[Dataset records]
-.-.-
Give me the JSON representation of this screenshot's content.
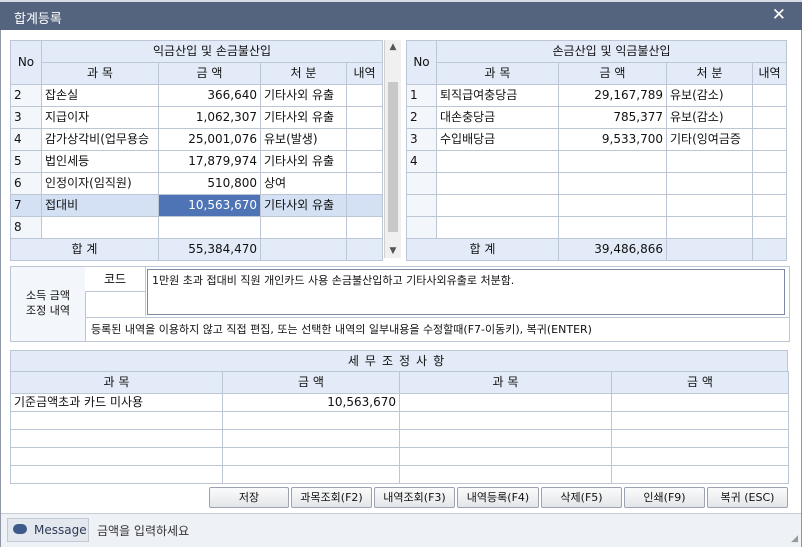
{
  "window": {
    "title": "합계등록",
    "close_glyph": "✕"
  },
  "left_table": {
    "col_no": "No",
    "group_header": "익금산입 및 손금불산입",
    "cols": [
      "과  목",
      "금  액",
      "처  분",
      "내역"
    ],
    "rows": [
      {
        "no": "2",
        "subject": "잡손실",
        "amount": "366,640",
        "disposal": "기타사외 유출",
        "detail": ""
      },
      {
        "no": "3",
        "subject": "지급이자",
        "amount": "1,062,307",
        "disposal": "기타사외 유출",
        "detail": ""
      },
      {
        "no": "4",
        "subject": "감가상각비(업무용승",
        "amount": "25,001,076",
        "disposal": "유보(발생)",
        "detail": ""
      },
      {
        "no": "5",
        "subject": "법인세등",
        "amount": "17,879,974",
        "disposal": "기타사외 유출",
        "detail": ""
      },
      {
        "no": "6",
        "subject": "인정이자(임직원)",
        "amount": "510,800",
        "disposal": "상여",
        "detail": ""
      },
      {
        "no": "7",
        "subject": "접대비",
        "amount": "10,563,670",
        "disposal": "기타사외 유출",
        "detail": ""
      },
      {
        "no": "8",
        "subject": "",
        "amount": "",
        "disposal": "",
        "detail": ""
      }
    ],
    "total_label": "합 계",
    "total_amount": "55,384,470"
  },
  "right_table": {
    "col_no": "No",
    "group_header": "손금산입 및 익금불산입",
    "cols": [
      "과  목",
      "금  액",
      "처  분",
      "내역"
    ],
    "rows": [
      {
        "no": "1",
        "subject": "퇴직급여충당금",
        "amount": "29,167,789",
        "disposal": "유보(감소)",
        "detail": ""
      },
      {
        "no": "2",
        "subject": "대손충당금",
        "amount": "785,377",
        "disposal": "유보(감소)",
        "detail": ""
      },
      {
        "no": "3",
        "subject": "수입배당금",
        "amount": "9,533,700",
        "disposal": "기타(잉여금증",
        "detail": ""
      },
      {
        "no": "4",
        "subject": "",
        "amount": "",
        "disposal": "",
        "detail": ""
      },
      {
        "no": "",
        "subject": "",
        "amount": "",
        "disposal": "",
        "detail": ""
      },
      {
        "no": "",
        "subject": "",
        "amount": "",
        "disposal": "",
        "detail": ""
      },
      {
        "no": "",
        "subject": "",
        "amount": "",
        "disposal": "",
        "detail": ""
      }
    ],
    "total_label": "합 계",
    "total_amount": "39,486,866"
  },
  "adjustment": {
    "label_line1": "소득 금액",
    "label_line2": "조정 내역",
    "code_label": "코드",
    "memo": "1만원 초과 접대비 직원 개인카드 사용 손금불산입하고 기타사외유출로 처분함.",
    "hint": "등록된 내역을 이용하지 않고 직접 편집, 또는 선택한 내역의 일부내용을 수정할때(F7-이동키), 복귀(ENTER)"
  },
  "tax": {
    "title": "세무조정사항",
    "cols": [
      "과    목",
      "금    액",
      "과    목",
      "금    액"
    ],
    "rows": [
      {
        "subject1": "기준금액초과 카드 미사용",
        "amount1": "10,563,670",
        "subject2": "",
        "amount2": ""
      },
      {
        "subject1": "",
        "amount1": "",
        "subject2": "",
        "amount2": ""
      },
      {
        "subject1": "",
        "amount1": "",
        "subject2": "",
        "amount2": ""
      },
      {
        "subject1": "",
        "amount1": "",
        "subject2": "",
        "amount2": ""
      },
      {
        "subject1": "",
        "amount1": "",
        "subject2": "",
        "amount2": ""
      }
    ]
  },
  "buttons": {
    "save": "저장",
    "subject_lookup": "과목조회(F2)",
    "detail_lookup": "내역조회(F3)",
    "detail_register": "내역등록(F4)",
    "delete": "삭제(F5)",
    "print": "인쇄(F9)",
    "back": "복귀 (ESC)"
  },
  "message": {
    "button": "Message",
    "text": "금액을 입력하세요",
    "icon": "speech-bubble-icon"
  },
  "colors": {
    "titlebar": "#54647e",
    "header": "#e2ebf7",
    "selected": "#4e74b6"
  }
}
-.-.-
> _Problem details_:
Transcribe the records above exactly, omitting every picture they contain.

> _Correct response_:
Give me the JSON representation of this screenshot's content.
{
  "window": {
    "title": "합계등록",
    "close_glyph": "✕"
  },
  "left_table": {
    "col_no": "No",
    "group_header": "익금산입 및 손금불산입",
    "cols": [
      "과  목",
      "금  액",
      "처  분",
      "내역"
    ],
    "rows": [
      {
        "no": "2",
        "subject": "잡손실",
        "amount": "366,640",
        "disposal": "기타사외 유출",
        "detail": ""
      },
      {
        "no": "3",
        "subject": "지급이자",
        "amount": "1,062,307",
        "disposal": "기타사외 유출",
        "detail": ""
      },
      {
        "no": "4",
        "subject": "감가상각비(업무용승",
        "amount": "25,001,076",
        "disposal": "유보(발생)",
        "detail": ""
      },
      {
        "no": "5",
        "subject": "법인세등",
        "amount": "17,879,974",
        "disposal": "기타사외 유출",
        "detail": ""
      },
      {
        "no": "6",
        "subject": "인정이자(임직원)",
        "amount": "510,800",
        "disposal": "상여",
        "detail": ""
      },
      {
        "no": "7",
        "subject": "접대비",
        "amount": "10,563,670",
        "disposal": "기타사외 유출",
        "detail": ""
      },
      {
        "no": "8",
        "subject": "",
        "amount": "",
        "disposal": "",
        "detail": ""
      }
    ],
    "total_label": "합 계",
    "total_amount": "55,384,470"
  },
  "right_table": {
    "col_no": "No",
    "group_header": "손금산입 및 익금불산입",
    "cols": [
      "과  목",
      "금  액",
      "처  분",
      "내역"
    ],
    "rows": [
      {
        "no": "1",
        "subject": "퇴직급여충당금",
        "amount": "29,167,789",
        "disposal": "유보(감소)",
        "detail": ""
      },
      {
        "no": "2",
        "subject": "대손충당금",
        "amount": "785,377",
        "disposal": "유보(감소)",
        "detail": ""
      },
      {
        "no": "3",
        "subject": "수입배당금",
        "amount": "9,533,700",
        "disposal": "기타(잉여금증",
        "detail": ""
      },
      {
        "no": "4",
        "subject": "",
        "amount": "",
        "disposal": "",
        "detail": ""
      },
      {
        "no": "",
        "subject": "",
        "amount": "",
        "disposal": "",
        "detail": ""
      },
      {
        "no": "",
        "subject": "",
        "amount": "",
        "disposal": "",
        "detail": ""
      },
      {
        "no": "",
        "subject": "",
        "amount": "",
        "disposal": "",
        "detail": ""
      }
    ],
    "total_label": "합 계",
    "total_amount": "39,486,866"
  },
  "adjustment": {
    "label_line1": "소득 금액",
    "label_line2": "조정 내역",
    "code_label": "코드",
    "memo": "1만원 초과 접대비 직원 개인카드 사용 손금불산입하고 기타사외유출로 처분함.",
    "hint": "등록된 내역을 이용하지 않고 직접 편집, 또는 선택한 내역의 일부내용을 수정할때(F7-이동키), 복귀(ENTER)"
  },
  "tax": {
    "title": "세무조정사항",
    "cols": [
      "과    목",
      "금    액",
      "과    목",
      "금    액"
    ],
    "rows": [
      {
        "subject1": "기준금액초과 카드 미사용",
        "amount1": "10,563,670",
        "subject2": "",
        "amount2": ""
      },
      {
        "subject1": "",
        "amount1": "",
        "subject2": "",
        "amount2": ""
      },
      {
        "subject1": "",
        "amount1": "",
        "subject2": "",
        "amount2": ""
      },
      {
        "subject1": "",
        "amount1": "",
        "subject2": "",
        "amount2": ""
      },
      {
        "subject1": "",
        "amount1": "",
        "subject2": "",
        "amount2": ""
      }
    ]
  },
  "buttons": {
    "save": "저장",
    "subject_lookup": "과목조회(F2)",
    "detail_lookup": "내역조회(F3)",
    "detail_register": "내역등록(F4)",
    "delete": "삭제(F5)",
    "print": "인쇄(F9)",
    "back": "복귀 (ESC)"
  },
  "message": {
    "button": "Message",
    "text": "금액을 입력하세요",
    "icon": "speech-bubble-icon"
  },
  "colors": {
    "titlebar": "#54647e",
    "header": "#e2ebf7",
    "selected": "#4e74b6"
  }
}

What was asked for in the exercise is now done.